**Objective**
Write out each line in which the string "Index" is present.

(Structured figure records)
↓
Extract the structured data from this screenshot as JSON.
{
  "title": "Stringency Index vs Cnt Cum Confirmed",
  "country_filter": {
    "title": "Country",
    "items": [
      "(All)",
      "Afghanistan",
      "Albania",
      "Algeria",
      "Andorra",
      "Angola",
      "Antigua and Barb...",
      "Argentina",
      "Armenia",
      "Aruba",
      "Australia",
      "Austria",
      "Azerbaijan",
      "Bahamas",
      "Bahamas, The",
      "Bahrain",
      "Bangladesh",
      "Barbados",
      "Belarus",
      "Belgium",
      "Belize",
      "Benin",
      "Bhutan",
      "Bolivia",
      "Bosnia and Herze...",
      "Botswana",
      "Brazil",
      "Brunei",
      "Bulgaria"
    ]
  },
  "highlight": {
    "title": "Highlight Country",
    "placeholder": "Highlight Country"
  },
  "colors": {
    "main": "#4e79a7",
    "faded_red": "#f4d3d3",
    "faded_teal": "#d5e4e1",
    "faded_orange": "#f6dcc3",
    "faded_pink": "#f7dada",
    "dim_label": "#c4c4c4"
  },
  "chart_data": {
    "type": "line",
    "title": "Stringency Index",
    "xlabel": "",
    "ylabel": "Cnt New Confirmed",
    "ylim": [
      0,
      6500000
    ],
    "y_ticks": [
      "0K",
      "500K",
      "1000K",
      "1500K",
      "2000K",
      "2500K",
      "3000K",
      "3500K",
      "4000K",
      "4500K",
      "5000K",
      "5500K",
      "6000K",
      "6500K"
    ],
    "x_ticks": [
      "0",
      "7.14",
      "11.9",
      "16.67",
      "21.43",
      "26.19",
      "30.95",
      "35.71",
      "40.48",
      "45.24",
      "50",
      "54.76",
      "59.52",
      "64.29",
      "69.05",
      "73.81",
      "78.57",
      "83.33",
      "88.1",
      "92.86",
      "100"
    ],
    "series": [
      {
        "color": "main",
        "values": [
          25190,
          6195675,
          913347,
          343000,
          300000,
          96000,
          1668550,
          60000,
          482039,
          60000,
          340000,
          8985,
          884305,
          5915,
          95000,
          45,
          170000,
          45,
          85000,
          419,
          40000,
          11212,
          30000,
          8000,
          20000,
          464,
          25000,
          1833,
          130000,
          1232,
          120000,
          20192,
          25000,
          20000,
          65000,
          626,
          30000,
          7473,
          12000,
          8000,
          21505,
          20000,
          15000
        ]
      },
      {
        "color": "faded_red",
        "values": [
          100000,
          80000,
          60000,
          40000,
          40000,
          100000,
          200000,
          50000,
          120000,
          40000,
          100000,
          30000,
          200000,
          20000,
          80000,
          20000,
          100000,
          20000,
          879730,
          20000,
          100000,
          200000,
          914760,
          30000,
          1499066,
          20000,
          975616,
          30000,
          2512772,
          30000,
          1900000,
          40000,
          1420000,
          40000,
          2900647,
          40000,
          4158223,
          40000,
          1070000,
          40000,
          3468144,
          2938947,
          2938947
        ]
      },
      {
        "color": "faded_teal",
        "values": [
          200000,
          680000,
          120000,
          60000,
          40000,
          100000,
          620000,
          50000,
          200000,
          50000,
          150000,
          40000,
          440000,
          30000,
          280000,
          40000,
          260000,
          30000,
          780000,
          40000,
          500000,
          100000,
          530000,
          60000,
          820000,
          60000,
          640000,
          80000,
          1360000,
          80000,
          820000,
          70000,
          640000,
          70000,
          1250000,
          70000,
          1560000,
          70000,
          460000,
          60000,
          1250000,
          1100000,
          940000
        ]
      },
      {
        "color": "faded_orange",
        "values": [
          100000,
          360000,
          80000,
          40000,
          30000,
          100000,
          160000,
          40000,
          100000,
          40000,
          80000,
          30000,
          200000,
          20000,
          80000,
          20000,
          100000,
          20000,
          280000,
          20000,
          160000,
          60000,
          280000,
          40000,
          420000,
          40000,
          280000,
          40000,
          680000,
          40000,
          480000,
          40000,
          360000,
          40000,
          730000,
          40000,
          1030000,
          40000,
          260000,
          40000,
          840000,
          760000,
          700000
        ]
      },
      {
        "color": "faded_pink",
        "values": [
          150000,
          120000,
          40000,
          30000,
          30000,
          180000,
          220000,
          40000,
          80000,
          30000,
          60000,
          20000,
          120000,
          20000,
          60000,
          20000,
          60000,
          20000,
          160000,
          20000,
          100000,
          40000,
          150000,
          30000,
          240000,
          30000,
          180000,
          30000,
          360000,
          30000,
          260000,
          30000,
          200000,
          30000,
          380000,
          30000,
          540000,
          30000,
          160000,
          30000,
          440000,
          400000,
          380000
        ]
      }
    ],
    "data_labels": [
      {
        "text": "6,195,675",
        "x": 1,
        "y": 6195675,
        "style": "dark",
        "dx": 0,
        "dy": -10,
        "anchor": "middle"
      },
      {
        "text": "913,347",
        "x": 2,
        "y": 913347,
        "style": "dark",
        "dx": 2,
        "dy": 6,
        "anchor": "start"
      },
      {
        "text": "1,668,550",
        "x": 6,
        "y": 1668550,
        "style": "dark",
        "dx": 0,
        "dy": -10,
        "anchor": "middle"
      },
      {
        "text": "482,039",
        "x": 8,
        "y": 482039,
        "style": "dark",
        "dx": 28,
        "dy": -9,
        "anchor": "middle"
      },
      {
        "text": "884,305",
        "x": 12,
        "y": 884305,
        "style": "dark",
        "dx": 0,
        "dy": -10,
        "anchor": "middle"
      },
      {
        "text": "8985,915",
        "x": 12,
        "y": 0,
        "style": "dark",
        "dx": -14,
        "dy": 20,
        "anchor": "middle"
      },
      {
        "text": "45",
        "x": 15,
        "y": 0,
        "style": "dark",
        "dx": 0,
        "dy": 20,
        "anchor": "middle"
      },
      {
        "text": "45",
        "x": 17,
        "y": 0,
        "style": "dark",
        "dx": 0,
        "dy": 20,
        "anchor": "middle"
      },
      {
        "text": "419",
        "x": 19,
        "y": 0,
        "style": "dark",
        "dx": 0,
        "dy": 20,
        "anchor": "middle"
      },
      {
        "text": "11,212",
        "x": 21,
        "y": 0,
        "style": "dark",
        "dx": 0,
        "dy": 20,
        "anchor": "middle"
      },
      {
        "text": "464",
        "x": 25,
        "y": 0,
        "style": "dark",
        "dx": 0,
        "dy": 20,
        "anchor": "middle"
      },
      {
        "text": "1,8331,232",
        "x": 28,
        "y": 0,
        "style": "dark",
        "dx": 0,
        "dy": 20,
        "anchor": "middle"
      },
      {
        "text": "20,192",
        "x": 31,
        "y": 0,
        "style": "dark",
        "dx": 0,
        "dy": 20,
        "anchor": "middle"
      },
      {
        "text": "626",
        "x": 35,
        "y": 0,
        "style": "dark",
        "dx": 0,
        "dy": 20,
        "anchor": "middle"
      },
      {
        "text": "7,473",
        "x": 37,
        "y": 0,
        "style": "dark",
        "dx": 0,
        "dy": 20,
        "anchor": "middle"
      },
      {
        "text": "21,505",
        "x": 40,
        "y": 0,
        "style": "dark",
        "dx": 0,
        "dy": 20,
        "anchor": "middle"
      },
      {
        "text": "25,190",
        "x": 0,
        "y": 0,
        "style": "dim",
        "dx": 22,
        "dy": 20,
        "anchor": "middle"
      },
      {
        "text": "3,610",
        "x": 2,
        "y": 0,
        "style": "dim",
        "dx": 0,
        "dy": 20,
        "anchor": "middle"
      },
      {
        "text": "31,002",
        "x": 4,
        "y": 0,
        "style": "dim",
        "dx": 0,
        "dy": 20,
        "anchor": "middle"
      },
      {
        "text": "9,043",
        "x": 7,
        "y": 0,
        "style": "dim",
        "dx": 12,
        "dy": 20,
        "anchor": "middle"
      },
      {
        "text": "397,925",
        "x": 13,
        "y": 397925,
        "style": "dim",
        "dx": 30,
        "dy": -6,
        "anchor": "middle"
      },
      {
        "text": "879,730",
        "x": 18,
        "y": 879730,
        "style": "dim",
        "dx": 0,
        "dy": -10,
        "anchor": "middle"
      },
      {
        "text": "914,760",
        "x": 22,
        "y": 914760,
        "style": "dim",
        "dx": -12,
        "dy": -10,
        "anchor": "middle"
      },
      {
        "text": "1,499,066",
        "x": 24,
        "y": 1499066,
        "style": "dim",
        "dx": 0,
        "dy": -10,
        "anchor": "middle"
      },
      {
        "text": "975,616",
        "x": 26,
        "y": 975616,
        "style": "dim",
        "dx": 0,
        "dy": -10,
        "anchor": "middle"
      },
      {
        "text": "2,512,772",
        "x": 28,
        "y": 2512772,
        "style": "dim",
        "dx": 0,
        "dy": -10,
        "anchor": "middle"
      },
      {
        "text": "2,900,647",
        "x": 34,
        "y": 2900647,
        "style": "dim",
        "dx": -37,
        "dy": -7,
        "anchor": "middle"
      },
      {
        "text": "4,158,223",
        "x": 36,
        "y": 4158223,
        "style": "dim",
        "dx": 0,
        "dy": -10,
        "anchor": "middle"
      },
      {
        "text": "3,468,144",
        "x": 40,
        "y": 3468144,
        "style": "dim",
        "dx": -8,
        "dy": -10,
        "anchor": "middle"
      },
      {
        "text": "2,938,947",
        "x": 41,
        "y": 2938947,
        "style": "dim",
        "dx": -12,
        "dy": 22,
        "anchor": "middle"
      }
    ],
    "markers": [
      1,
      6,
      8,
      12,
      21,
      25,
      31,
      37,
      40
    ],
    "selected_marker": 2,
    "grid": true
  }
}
↑
**Answer to the problem**
  "title": "Stringency Index vs Cnt Cum Confirmed",
    "title": "Stringency Index",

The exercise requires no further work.